- [Short task] Type out every line below exactly as it reads.

- [Stored data]
◇ ◇ ◇ ◇ ◇ ◇ ◇

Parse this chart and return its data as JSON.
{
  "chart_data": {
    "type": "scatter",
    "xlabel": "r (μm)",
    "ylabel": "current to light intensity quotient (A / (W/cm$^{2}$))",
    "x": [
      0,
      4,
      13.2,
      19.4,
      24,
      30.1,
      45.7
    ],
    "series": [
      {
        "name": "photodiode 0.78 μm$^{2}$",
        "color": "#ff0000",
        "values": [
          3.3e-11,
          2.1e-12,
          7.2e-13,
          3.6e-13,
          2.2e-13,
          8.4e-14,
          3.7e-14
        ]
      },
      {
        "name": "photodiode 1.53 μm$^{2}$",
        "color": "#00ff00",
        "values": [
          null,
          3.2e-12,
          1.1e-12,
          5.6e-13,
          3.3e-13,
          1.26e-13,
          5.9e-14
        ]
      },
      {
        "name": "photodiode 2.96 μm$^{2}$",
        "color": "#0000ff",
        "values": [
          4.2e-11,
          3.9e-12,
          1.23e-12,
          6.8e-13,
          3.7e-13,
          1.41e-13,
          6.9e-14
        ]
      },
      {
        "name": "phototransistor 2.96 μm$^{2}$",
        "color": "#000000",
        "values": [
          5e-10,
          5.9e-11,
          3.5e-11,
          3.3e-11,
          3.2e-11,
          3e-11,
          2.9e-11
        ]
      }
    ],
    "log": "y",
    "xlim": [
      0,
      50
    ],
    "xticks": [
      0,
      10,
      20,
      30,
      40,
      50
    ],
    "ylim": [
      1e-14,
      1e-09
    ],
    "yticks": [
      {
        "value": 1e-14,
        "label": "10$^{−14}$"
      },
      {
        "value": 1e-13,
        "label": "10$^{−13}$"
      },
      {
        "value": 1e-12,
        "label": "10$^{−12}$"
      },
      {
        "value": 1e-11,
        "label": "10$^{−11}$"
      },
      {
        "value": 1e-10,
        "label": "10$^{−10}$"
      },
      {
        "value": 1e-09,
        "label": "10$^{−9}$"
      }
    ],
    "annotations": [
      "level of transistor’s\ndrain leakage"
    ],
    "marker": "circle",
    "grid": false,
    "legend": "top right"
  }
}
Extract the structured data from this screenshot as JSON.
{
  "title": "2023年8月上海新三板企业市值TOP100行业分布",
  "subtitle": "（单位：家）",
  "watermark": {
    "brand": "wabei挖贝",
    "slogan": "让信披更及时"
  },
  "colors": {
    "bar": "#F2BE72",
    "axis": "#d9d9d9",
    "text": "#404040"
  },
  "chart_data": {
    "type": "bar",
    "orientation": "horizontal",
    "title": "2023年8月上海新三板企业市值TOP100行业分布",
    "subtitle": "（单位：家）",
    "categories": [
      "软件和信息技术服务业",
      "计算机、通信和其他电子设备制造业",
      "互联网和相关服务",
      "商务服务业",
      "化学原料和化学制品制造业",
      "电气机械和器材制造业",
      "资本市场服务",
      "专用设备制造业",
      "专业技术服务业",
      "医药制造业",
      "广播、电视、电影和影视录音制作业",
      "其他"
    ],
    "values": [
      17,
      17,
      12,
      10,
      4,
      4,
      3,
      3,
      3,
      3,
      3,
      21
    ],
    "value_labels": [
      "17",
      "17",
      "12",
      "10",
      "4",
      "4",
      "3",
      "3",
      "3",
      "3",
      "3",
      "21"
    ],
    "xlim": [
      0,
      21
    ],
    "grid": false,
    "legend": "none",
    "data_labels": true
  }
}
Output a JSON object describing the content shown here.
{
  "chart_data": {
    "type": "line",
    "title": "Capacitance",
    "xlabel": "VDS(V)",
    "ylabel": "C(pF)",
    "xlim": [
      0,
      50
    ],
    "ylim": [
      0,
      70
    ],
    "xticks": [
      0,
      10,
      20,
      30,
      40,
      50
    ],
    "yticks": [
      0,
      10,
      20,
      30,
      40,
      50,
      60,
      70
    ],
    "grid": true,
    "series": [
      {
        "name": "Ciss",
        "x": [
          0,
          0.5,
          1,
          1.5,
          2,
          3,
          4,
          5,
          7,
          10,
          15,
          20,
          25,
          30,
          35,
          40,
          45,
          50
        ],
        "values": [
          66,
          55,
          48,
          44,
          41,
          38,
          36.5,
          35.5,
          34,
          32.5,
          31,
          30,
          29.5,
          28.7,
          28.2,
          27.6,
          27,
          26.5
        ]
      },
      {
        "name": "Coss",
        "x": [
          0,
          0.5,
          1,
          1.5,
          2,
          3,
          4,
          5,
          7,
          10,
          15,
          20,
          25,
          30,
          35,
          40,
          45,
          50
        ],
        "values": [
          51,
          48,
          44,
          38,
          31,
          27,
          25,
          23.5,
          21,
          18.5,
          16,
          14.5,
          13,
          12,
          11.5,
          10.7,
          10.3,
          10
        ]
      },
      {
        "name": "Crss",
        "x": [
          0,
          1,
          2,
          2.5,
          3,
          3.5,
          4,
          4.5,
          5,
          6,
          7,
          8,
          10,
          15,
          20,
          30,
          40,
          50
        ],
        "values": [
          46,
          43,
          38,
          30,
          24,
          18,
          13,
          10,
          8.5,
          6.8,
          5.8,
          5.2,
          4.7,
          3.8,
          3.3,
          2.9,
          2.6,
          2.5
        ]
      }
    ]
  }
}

◇ ◇ ◇ ◇ ◇ ◇ ◇

- [Task response]
Parse this chart and return its data as JSON.
{
  "chart_data": {
    "type": "scatter",
    "xlabel": "r (μm)",
    "ylabel": "current to light intensity quotient (A / (W/cm$^{2}$))",
    "x": [
      0,
      4,
      13.2,
      19.4,
      24,
      30.1,
      45.7
    ],
    "series": [
      {
        "name": "photodiode 0.78 μm$^{2}$",
        "color": "#ff0000",
        "values": [
          3.3e-11,
          2.1e-12,
          7.2e-13,
          3.6e-13,
          2.2e-13,
          8.4e-14,
          3.7e-14
        ]
      },
      {
        "name": "photodiode 1.53 μm$^{2}$",
        "color": "#00ff00",
        "values": [
          null,
          3.2e-12,
          1.1e-12,
          5.6e-13,
          3.3e-13,
          1.26e-13,
          5.9e-14
        ]
      },
      {
        "name": "photodiode 2.96 μm$^{2}$",
        "color": "#0000ff",
        "values": [
          4.2e-11,
          3.9e-12,
          1.23e-12,
          6.8e-13,
          3.7e-13,
          1.41e-13,
          6.9e-14
        ]
      },
      {
        "name": "phototransistor 2.96 μm$^{2}$",
        "color": "#000000",
        "values": [
          5e-10,
          5.9e-11,
          3.5e-11,
          3.3e-11,
          3.2e-11,
          3e-11,
          2.9e-11
        ]
      }
    ],
    "log": "y",
    "xlim": [
      0,
      50
    ],
    "xticks": [
      0,
      10,
      20,
      30,
      40,
      50
    ],
    "ylim": [
      1e-14,
      1e-09
    ],
    "yticks": [
      {
        "value": 1e-14,
        "label": "10$^{−14}$"
      },
      {
        "value": 1e-13,
        "label": "10$^{−13}$"
      },
      {
        "value": 1e-12,
        "label": "10$^{−12}$"
      },
      {
        "value": 1e-11,
        "label": "10$^{−11}$"
      },
      {
        "value": 1e-10,
        "label": "10$^{−10}$"
      },
      {
        "value": 1e-09,
        "label": "10$^{−9}$"
      }
    ],
    "annotations": [
      "level of transistor’s\ndrain leakage"
    ],
    "marker": "circle",
    "grid": false,
    "legend": "top right"
  }
}
Extract the structured data from this screenshot as JSON.
{
  "title": "2023年8月上海新三板企业市值TOP100行业分布",
  "subtitle": "（单位：家）",
  "watermark": {
    "brand": "wabei挖贝",
    "slogan": "让信披更及时"
  },
  "colors": {
    "bar": "#F2BE72",
    "axis": "#d9d9d9",
    "text": "#404040"
  },
  "chart_data": {
    "type": "bar",
    "orientation": "horizontal",
    "title": "2023年8月上海新三板企业市值TOP100行业分布",
    "subtitle": "（单位：家）",
    "categories": [
      "软件和信息技术服务业",
      "计算机、通信和其他电子设备制造业",
      "互联网和相关服务",
      "商务服务业",
      "化学原料和化学制品制造业",
      "电气机械和器材制造业",
      "资本市场服务",
      "专用设备制造业",
      "专业技术服务业",
      "医药制造业",
      "广播、电视、电影和影视录音制作业",
      "其他"
    ],
    "values": [
      17,
      17,
      12,
      10,
      4,
      4,
      3,
      3,
      3,
      3,
      3,
      21
    ],
    "value_labels": [
      "17",
      "17",
      "12",
      "10",
      "4",
      "4",
      "3",
      "3",
      "3",
      "3",
      "3",
      "21"
    ],
    "xlim": [
      0,
      21
    ],
    "grid": false,
    "legend": "none",
    "data_labels": true
  }
}
Output a JSON object describing the content shown here.
{
  "chart_data": {
    "type": "line",
    "title": "Capacitance",
    "xlabel": "VDS(V)",
    "ylabel": "C(pF)",
    "xlim": [
      0,
      50
    ],
    "ylim": [
      0,
      70
    ],
    "xticks": [
      0,
      10,
      20,
      30,
      40,
      50
    ],
    "yticks": [
      0,
      10,
      20,
      30,
      40,
      50,
      60,
      70
    ],
    "grid": true,
    "series": [
      {
        "name": "Ciss",
        "x": [
          0,
          0.5,
          1,
          1.5,
          2,
          3,
          4,
          5,
          7,
          10,
          15,
          20,
          25,
          30,
          35,
          40,
          45,
          50
        ],
        "values": [
          66,
          55,
          48,
          44,
          41,
          38,
          36.5,
          35.5,
          34,
          32.5,
          31,
          30,
          29.5,
          28.7,
          28.2,
          27.6,
          27,
          26.5
        ]
      },
      {
        "name": "Coss",
        "x": [
          0,
          0.5,
          1,
          1.5,
          2,
          3,
          4,
          5,
          7,
          10,
          15,
          20,
          25,
          30,
          35,
          40,
          45,
          50
        ],
        "values": [
          51,
          48,
          44,
          38,
          31,
          27,
          25,
          23.5,
          21,
          18.5,
          16,
          14.5,
          13,
          12,
          11.5,
          10.7,
          10.3,
          10
        ]
      },
      {
        "name": "Crss",
        "x": [
          0,
          1,
          2,
          2.5,
          3,
          3.5,
          4,
          4.5,
          5,
          6,
          7,
          8,
          10,
          15,
          20,
          30,
          40,
          50
        ],
        "values": [
          46,
          43,
          38,
          30,
          24,
          18,
          13,
          10,
          8.5,
          6.8,
          5.8,
          5.2,
          4.7,
          3.8,
          3.3,
          2.9,
          2.6,
          2.5
        ]
      }
    ]
  }
}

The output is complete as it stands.